## Record list
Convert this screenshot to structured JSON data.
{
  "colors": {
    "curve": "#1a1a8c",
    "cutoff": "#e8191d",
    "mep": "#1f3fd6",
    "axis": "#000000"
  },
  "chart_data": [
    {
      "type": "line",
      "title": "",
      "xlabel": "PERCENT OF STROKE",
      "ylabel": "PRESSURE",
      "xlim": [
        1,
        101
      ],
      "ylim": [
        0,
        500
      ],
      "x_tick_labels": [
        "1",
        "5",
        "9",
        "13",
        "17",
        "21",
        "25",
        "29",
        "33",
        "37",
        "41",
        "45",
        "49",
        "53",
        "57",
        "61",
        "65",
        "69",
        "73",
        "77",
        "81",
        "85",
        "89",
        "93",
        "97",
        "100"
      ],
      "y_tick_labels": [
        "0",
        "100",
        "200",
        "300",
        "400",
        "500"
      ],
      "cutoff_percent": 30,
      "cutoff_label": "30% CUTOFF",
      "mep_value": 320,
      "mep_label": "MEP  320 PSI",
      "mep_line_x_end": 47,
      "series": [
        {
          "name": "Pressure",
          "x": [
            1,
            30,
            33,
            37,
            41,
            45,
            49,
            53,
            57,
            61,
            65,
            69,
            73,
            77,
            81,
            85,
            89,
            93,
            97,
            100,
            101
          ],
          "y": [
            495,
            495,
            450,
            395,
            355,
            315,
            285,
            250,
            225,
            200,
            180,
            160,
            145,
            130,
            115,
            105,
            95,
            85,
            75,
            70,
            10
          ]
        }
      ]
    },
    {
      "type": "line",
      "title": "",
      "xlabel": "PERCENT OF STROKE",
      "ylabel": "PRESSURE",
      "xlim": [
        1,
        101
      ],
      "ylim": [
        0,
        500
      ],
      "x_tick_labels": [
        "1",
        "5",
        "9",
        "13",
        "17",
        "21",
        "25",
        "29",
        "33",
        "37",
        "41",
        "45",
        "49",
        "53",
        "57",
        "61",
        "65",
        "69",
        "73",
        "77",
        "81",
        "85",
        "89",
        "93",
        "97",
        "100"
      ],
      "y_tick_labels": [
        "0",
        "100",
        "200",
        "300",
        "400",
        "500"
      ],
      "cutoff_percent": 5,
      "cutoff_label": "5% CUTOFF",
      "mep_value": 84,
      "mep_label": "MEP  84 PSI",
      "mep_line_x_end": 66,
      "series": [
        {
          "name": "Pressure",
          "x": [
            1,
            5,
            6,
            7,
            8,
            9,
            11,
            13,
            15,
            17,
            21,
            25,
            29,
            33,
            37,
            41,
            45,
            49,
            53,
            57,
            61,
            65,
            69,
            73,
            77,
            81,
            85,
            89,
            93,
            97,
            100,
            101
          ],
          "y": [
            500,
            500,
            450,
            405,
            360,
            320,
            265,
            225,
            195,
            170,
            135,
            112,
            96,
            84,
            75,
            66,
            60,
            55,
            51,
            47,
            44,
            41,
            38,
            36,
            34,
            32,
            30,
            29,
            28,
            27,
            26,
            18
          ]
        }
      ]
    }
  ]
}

## Objective
Please copy out each record, character for character.

## Result of the task
Convert this screenshot to structured JSON data.
{
  "colors": {
    "curve": "#1a1a8c",
    "cutoff": "#e8191d",
    "mep": "#1f3fd6",
    "axis": "#000000"
  },
  "chart_data": [
    {
      "type": "line",
      "title": "",
      "xlabel": "PERCENT OF STROKE",
      "ylabel": "PRESSURE",
      "xlim": [
        1,
        101
      ],
      "ylim": [
        0,
        500
      ],
      "x_tick_labels": [
        "1",
        "5",
        "9",
        "13",
        "17",
        "21",
        "25",
        "29",
        "33",
        "37",
        "41",
        "45",
        "49",
        "53",
        "57",
        "61",
        "65",
        "69",
        "73",
        "77",
        "81",
        "85",
        "89",
        "93",
        "97",
        "100"
      ],
      "y_tick_labels": [
        "0",
        "100",
        "200",
        "300",
        "400",
        "500"
      ],
      "cutoff_percent": 30,
      "cutoff_label": "30% CUTOFF",
      "mep_value": 320,
      "mep_label": "MEP  320 PSI",
      "mep_line_x_end": 47,
      "series": [
        {
          "name": "Pressure",
          "x": [
            1,
            30,
            33,
            37,
            41,
            45,
            49,
            53,
            57,
            61,
            65,
            69,
            73,
            77,
            81,
            85,
            89,
            93,
            97,
            100,
            101
          ],
          "y": [
            495,
            495,
            450,
            395,
            355,
            315,
            285,
            250,
            225,
            200,
            180,
            160,
            145,
            130,
            115,
            105,
            95,
            85,
            75,
            70,
            10
          ]
        }
      ]
    },
    {
      "type": "line",
      "title": "",
      "xlabel": "PERCENT OF STROKE",
      "ylabel": "PRESSURE",
      "xlim": [
        1,
        101
      ],
      "ylim": [
        0,
        500
      ],
      "x_tick_labels": [
        "1",
        "5",
        "9",
        "13",
        "17",
        "21",
        "25",
        "29",
        "33",
        "37",
        "41",
        "45",
        "49",
        "53",
        "57",
        "61",
        "65",
        "69",
        "73",
        "77",
        "81",
        "85",
        "89",
        "93",
        "97",
        "100"
      ],
      "y_tick_labels": [
        "0",
        "100",
        "200",
        "300",
        "400",
        "500"
      ],
      "cutoff_percent": 5,
      "cutoff_label": "5% CUTOFF",
      "mep_value": 84,
      "mep_label": "MEP  84 PSI",
      "mep_line_x_end": 66,
      "series": [
        {
          "name": "Pressure",
          "x": [
            1,
            5,
            6,
            7,
            8,
            9,
            11,
            13,
            15,
            17,
            21,
            25,
            29,
            33,
            37,
            41,
            45,
            49,
            53,
            57,
            61,
            65,
            69,
            73,
            77,
            81,
            85,
            89,
            93,
            97,
            100,
            101
          ],
          "y": [
            500,
            500,
            450,
            405,
            360,
            320,
            265,
            225,
            195,
            170,
            135,
            112,
            96,
            84,
            75,
            66,
            60,
            55,
            51,
            47,
            44,
            41,
            38,
            36,
            34,
            32,
            30,
            29,
            28,
            27,
            26,
            18
          ]
        }
      ]
    }
  ]
}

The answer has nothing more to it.